-- start of RECORDS SUPPLIED --

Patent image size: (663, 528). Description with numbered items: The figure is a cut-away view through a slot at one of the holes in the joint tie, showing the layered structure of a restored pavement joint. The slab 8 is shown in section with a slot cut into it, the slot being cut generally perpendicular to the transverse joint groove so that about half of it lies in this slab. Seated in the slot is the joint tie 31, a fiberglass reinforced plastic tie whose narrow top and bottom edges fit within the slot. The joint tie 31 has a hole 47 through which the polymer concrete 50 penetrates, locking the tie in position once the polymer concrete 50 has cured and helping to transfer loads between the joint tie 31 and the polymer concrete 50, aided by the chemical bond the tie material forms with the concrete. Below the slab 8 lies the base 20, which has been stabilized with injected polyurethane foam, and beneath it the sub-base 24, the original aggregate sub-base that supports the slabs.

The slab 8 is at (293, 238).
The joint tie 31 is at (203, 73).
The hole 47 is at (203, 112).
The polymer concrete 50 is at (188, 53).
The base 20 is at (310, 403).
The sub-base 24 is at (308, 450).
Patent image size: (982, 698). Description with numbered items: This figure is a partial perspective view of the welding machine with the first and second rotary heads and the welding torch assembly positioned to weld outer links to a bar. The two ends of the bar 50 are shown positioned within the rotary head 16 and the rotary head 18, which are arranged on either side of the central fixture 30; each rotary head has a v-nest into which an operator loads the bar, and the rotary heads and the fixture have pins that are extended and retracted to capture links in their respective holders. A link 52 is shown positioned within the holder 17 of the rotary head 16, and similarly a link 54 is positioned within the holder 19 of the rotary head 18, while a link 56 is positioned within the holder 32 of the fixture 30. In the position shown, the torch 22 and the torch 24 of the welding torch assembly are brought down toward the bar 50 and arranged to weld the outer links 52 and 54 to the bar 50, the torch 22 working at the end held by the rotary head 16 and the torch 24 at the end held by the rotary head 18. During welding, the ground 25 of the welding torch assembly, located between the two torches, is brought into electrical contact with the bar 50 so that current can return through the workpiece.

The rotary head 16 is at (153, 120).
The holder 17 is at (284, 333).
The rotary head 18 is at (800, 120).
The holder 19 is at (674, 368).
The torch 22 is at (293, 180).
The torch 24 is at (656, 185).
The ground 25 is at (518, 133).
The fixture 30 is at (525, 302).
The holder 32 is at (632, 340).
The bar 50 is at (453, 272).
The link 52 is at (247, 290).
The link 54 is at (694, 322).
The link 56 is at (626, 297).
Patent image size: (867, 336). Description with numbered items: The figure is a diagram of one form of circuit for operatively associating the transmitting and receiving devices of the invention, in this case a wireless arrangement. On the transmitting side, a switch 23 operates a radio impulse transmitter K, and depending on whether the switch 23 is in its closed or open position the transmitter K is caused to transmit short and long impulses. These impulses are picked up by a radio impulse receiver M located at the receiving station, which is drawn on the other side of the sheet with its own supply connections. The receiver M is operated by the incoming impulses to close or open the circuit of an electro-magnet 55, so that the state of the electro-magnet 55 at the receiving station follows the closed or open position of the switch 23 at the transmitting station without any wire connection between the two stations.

-- end of RECORDS SUPPLIED --

▶ _YOUR OBJECTIVE_:
Reproduce all of the material above word for word, without changing or leaving out any line.

▶ _REPLY_:
Patent image size: (663, 528). Description with numbered items: The figure is a cut-away view through a slot at one of the holes in the joint tie, showing the layered structure of a restored pavement joint. The slab 8 is shown in section with a slot cut into it, the slot being cut generally perpendicular to the transverse joint groove so that about half of it lies in this slab. Seated in the slot is the joint tie 31, a fiberglass reinforced plastic tie whose narrow top and bottom edges fit within the slot. The joint tie 31 has a hole 47 through which the polymer concrete 50 penetrates, locking the tie in position once the polymer concrete 50 has cured and helping to transfer loads between the joint tie 31 and the polymer concrete 50, aided by the chemical bond the tie material forms with the concrete. Below the slab 8 lies the base 20, which has been stabilized with injected polyurethane foam, and beneath it the sub-base 24, the original aggregate sub-base that supports the slabs.

The slab 8 is at (293, 238).
The joint tie 31 is at (203, 73).
The hole 47 is at (203, 112).
The polymer concrete 50 is at (188, 53).
The base 20 is at (310, 403).
The sub-base 24 is at (308, 450).
Patent image size: (982, 698). Description with numbered items: This figure is a partial perspective view of the welding machine with the first and second rotary heads and the welding torch assembly positioned to weld outer links to a bar. The two ends of the bar 50 are shown positioned within the rotary head 16 and the rotary head 18, which are arranged on either side of the central fixture 30; each rotary head has a v-nest into which an operator loads the bar, and the rotary heads and the fixture have pins that are extended and retracted to capture links in their respective holders. A link 52 is shown positioned within the holder 17 of the rotary head 16, and similarly a link 54 is positioned within the holder 19 of the rotary head 18, while a link 56 is positioned within the holder 32 of the fixture 30. In the position shown, the torch 22 and the torch 24 of the welding torch assembly are brought down toward the bar 50 and arranged to weld the outer links 52 and 54 to the bar 50, the torch 22 working at the end held by the rotary head 16 and the torch 24 at the end held by the rotary head 18. During welding, the ground 25 of the welding torch assembly, located between the two torches, is brought into electrical contact with the bar 50 so that current can return through the workpiece.

The rotary head 16 is at (153, 120).
The holder 17 is at (284, 333).
The rotary head 18 is at (800, 120).
The holder 19 is at (674, 368).
The torch 22 is at (293, 180).
The torch 24 is at (656, 185).
The ground 25 is at (518, 133).
The fixture 30 is at (525, 302).
The holder 32 is at (632, 340).
The bar 50 is at (453, 272).
The link 52 is at (247, 290).
The link 54 is at (694, 322).
The link 56 is at (626, 297).
Patent image size: (867, 336). Description with numbered items: The figure is a diagram of one form of circuit for operatively associating the transmitting and receiving devices of the invention, in this case a wireless arrangement. On the transmitting side, a switch 23 operates a radio impulse transmitter K, and depending on whether the switch 23 is in its closed or open position the transmitter K is caused to transmit short and long impulses. These impulses are picked up by a radio impulse receiver M located at the receiving station, which is drawn on the other side of the sheet with its own supply connections. The receiver M is operated by the incoming impulses to close or open the circuit of an electro-magnet 55, so that the state of the electro-magnet 55 at the receiving station follows the closed or open position of the switch 23 at the transmitting station without any wire connection between the two stations.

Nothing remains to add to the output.